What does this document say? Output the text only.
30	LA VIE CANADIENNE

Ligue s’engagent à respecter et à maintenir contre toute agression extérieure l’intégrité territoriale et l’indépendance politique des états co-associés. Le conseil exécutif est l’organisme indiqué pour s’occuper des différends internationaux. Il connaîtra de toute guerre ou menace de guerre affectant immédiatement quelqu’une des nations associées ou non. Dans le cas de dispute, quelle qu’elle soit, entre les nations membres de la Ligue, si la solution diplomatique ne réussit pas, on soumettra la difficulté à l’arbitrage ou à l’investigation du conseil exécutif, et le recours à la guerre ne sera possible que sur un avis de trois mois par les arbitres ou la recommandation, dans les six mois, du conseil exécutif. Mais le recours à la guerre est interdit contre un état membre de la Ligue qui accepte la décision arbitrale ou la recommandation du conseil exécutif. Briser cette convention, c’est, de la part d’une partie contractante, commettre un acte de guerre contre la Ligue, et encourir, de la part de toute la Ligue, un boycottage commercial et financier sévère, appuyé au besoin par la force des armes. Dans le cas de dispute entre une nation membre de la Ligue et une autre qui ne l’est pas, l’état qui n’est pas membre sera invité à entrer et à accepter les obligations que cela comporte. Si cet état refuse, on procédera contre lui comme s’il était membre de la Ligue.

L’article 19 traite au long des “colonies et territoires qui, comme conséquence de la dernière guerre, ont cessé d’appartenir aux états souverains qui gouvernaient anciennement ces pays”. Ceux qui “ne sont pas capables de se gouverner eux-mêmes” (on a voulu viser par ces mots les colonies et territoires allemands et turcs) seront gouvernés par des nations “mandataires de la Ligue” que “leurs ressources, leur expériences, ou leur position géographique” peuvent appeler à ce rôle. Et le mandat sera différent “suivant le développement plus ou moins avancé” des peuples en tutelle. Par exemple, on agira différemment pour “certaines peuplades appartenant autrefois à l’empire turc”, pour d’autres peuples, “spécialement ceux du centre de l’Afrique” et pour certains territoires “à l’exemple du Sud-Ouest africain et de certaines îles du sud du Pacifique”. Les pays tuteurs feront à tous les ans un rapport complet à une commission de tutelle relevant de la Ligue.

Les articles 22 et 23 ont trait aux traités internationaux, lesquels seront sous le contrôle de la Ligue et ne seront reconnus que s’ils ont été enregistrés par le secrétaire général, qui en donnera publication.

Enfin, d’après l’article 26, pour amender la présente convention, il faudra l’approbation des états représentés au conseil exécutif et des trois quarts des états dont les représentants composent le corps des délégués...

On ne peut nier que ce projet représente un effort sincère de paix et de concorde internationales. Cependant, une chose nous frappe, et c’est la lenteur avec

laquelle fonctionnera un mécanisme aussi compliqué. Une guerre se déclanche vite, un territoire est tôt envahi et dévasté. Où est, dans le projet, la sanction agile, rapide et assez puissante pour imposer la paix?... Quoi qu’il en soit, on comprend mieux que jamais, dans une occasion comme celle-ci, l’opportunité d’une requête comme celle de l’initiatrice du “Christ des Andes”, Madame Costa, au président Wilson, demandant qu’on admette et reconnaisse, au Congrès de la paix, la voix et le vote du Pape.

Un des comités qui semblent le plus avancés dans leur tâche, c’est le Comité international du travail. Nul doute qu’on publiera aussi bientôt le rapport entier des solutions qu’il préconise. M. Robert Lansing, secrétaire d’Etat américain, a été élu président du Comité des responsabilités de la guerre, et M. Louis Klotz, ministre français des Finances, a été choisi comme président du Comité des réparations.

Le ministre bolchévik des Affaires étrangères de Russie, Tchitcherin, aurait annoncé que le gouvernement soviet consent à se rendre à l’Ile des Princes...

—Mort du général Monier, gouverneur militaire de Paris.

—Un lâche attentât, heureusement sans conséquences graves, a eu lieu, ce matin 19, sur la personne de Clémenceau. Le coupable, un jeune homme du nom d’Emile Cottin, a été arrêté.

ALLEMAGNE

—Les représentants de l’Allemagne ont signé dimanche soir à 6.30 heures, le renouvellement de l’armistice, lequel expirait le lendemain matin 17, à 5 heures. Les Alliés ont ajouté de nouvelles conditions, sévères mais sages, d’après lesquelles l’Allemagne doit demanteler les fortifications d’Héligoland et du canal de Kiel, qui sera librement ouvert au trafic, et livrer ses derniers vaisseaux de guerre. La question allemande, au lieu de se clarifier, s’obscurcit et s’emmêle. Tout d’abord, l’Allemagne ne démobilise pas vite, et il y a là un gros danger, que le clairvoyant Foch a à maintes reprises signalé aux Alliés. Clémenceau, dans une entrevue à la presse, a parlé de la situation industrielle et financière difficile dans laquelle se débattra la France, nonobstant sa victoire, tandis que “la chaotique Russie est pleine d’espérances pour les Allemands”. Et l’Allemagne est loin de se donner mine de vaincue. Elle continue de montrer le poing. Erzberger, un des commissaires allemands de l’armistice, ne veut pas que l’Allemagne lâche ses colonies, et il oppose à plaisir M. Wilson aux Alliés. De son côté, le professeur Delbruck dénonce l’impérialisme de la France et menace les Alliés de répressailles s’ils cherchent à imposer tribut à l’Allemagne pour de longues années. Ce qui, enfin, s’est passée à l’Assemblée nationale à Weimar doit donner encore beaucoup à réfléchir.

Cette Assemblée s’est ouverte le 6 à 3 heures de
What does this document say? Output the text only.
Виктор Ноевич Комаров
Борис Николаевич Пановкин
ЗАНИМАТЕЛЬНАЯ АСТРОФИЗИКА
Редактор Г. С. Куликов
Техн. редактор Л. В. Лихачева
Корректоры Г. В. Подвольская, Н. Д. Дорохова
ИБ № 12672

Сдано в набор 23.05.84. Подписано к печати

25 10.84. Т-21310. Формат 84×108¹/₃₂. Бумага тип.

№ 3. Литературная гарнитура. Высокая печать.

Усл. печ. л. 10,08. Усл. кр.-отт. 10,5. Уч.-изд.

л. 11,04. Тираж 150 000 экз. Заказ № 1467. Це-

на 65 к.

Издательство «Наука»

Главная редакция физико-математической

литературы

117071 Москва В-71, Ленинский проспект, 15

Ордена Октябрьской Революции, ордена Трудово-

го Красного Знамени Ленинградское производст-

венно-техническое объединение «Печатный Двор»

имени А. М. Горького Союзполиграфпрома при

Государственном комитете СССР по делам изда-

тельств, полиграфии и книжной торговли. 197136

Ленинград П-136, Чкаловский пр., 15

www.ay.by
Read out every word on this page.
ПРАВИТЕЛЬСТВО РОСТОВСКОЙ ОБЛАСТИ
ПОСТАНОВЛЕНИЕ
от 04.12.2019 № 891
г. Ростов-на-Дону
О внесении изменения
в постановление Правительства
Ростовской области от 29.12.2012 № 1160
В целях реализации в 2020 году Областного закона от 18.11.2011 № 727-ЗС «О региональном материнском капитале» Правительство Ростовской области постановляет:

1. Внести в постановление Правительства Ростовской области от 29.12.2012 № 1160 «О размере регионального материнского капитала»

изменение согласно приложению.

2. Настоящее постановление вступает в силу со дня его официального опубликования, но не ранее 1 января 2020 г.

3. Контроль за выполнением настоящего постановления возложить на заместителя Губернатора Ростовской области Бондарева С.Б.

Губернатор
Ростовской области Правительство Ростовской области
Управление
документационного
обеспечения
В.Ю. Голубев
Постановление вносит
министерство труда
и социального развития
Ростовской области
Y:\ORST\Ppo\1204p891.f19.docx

[Task brief]
Copy every line verbatim.

[Task result]
What does this document say? Output the text only.
30	LA VIE CANADIENNE

Ligue s’engagent à respecter et à maintenir contre toute agression extérieure l’intégrité territoriale et l’indépendance politique des états co-associés. Le conseil exécutif est l’organisme indiqué pour s’occuper des différends internationaux. Il connaîtra de toute guerre ou menace de guerre affectant immédiatement quelqu’une des nations associées ou non. Dans le cas de dispute, quelle qu’elle soit, entre les nations membres de la Ligue, si la solution diplomatique ne réussit pas, on soumettra la difficulté à l’arbitrage ou à l’investigation du conseil exécutif, et le recours à la guerre ne sera possible que sur un avis de trois mois par les arbitres ou la recommandation, dans les six mois, du conseil exécutif. Mais le recours à la guerre est interdit contre un état membre de la Ligue qui accepte la décision arbitrale ou la recommandation du conseil exécutif. Briser cette convention, c’est, de la part d’une partie contractante, commettre un acte de guerre contre la Ligue, et encourir, de la part de toute la Ligue, un boycottage commercial et financier sévère, appuyé au besoin par la force des armes. Dans le cas de dispute entre une nation membre de la Ligue et une autre qui ne l’est pas, l’état qui n’est pas membre sera invité à entrer et à accepter les obligations que cela comporte. Si cet état refuse, on procédera contre lui comme s’il était membre de la Ligue.

L’article 19 traite au long des “colonies et territoires qui, comme conséquence de la dernière guerre, ont cessé d’appartenir aux états souverains qui gouvernaient anciennement ces pays”. Ceux qui “ne sont pas capables de se gouverner eux-mêmes” (on a voulu viser par ces mots les colonies et territoires allemands et turcs) seront gouvernés par des nations “mandataires de la Ligue” que “leurs ressources, leur expériences, ou leur position géographique” peuvent appeler à ce rôle. Et le mandat sera différent “suivant le développement plus ou moins avancé” des peuples en tutelle. Par exemple, on agira différemment pour “certaines peuplades appartenant autrefois à l’empire turc”, pour d’autres peuples, “spécialement ceux du centre de l’Afrique” et pour certains territoires “à l’exemple du Sud-Ouest africain et de certaines îles du sud du Pacifique”. Les pays tuteurs feront à tous les ans un rapport complet à une commission de tutelle relevant de la Ligue.

Les articles 22 et 23 ont trait aux traités internationaux, lesquels seront sous le contrôle de la Ligue et ne seront reconnus que s’ils ont été enregistrés par le secrétaire général, qui en donnera publication.

Enfin, d’après l’article 26, pour amender la présente convention, il faudra l’approbation des états représentés au conseil exécutif et des trois quarts des états dont les représentants composent le corps des délégués...

On ne peut nier que ce projet représente un effort sincère de paix et de concorde internationales. Cependant, une chose nous frappe, et c’est la lenteur avec

laquelle fonctionnera un mécanisme aussi compliqué. Une guerre se déclanche vite, un territoire est tôt envahi et dévasté. Où est, dans le projet, la sanction agile, rapide et assez puissante pour imposer la paix?... Quoi qu’il en soit, on comprend mieux que jamais, dans une occasion comme celle-ci, l’opportunité d’une requête comme celle de l’initiatrice du “Christ des Andes”, Madame Costa, au président Wilson, demandant qu’on admette et reconnaisse, au Congrès de la paix, la voix et le vote du Pape.

Un des comités qui semblent le plus avancés dans leur tâche, c’est le Comité international du travail. Nul doute qu’on publiera aussi bientôt le rapport entier des solutions qu’il préconise. M. Robert Lansing, secrétaire d’Etat américain, a été élu président du Comité des responsabilités de la guerre, et M. Louis Klotz, ministre français des Finances, a été choisi comme président du Comité des réparations.

Le ministre bolchévik des Affaires étrangères de Russie, Tchitcherin, aurait annoncé que le gouvernement soviet consent à se rendre à l’Ile des Princes...

—Mort du général Monier, gouverneur militaire de Paris.

—Un lâche attentât, heureusement sans conséquences graves, a eu lieu, ce matin 19, sur la personne de Clémenceau. Le coupable, un jeune homme du nom d’Emile Cottin, a été arrêté.

ALLEMAGNE

—Les représentants de l’Allemagne ont signé dimanche soir à 6.30 heures, le renouvellement de l’armistice, lequel expirait le lendemain matin 17, à 5 heures. Les Alliés ont ajouté de nouvelles conditions, sévères mais sages, d’après lesquelles l’Allemagne doit demanteler les fortifications d’Héligoland et du canal de Kiel, qui sera librement ouvert au trafic, et livrer ses derniers vaisseaux de guerre. La question allemande, au lieu de se clarifier, s’obscurcit et s’emmêle. Tout d’abord, l’Allemagne ne démobilise pas vite, et il y a là un gros danger, que le clairvoyant Foch a à maintes reprises signalé aux Alliés. Clémenceau, dans une entrevue à la presse, a parlé de la situation industrielle et financière difficile dans laquelle se débattra la France, nonobstant sa victoire, tandis que “la chaotique Russie est pleine d’espérances pour les Allemands”. Et l’Allemagne est loin de se donner mine de vaincue. Elle continue de montrer le poing. Erzberger, un des commissaires allemands de l’armistice, ne veut pas que l’Allemagne lâche ses colonies, et il oppose à plaisir M. Wilson aux Alliés. De son côté, le professeur Delbruck dénonce l’impérialisme de la France et menace les Alliés de répressailles s’ils cherchent à imposer tribut à l’Allemagne pour de longues années. Ce qui, enfin, s’est passée à l’Assemblée nationale à Weimar doit donner encore beaucoup à réfléchir.

Cette Assemblée s’est ouverte le 6 à 3 heures de
What does this document say? Output the text only.
Виктор Ноевич Комаров
Борис Николаевич Пановкин
ЗАНИМАТЕЛЬНАЯ АСТРОФИЗИКА
Редактор Г. С. Куликов
Техн. редактор Л. В. Лихачева
Корректоры Г. В. Подвольская, Н. Д. Дорохова
ИБ № 12672

Сдано в набор 23.05.84. Подписано к печати

25 10.84. Т-21310. Формат 84×108¹/₃₂. Бумага тип.

№ 3. Литературная гарнитура. Высокая печать.

Усл. печ. л. 10,08. Усл. кр.-отт. 10,5. Уч.-изд.

л. 11,04. Тираж 150 000 экз. Заказ № 1467. Це-

на 65 к.

Издательство «Наука»

Главная редакция физико-математической

литературы

117071 Москва В-71, Ленинский проспект, 15

Ордена Октябрьской Революции, ордена Трудово-

го Красного Знамени Ленинградское производст-

венно-техническое объединение «Печатный Двор»

имени А. М. Горького Союзполиграфпрома при

Государственном комитете СССР по делам изда-

тельств, полиграфии и книжной торговли. 197136

Ленинград П-136, Чкаловский пр., 15

www.ay.by
Read out every word on this page.
ПРАВИТЕЛЬСТВО РОСТОВСКОЙ ОБЛАСТИ
ПОСТАНОВЛЕНИЕ
от 04.12.2019 № 891
г. Ростов-на-Дону
О внесении изменения
в постановление Правительства
Ростовской области от 29.12.2012 № 1160
В целях реализации в 2020 году Областного закона от 18.11.2011 № 727-ЗС «О региональном материнском капитале» Правительство Ростовской области постановляет:

1. Внести в постановление Правительства Ростовской области от 29.12.2012 № 1160 «О размере регионального материнского капитала»

изменение согласно приложению.

2. Настоящее постановление вступает в силу со дня его официального опубликования, но не ранее 1 января 2020 г.

3. Контроль за выполнением настоящего постановления возложить на заместителя Губернатора Ростовской области Бондарева С.Б.

Губернатор
Ростовской области Правительство Ростовской области
Управление
документационного
обеспечения
В.Ю. Голубев
Постановление вносит
министерство труда
и социального развития
Ростовской области
Y:\ORST\Ppo\1204p891.f19.docx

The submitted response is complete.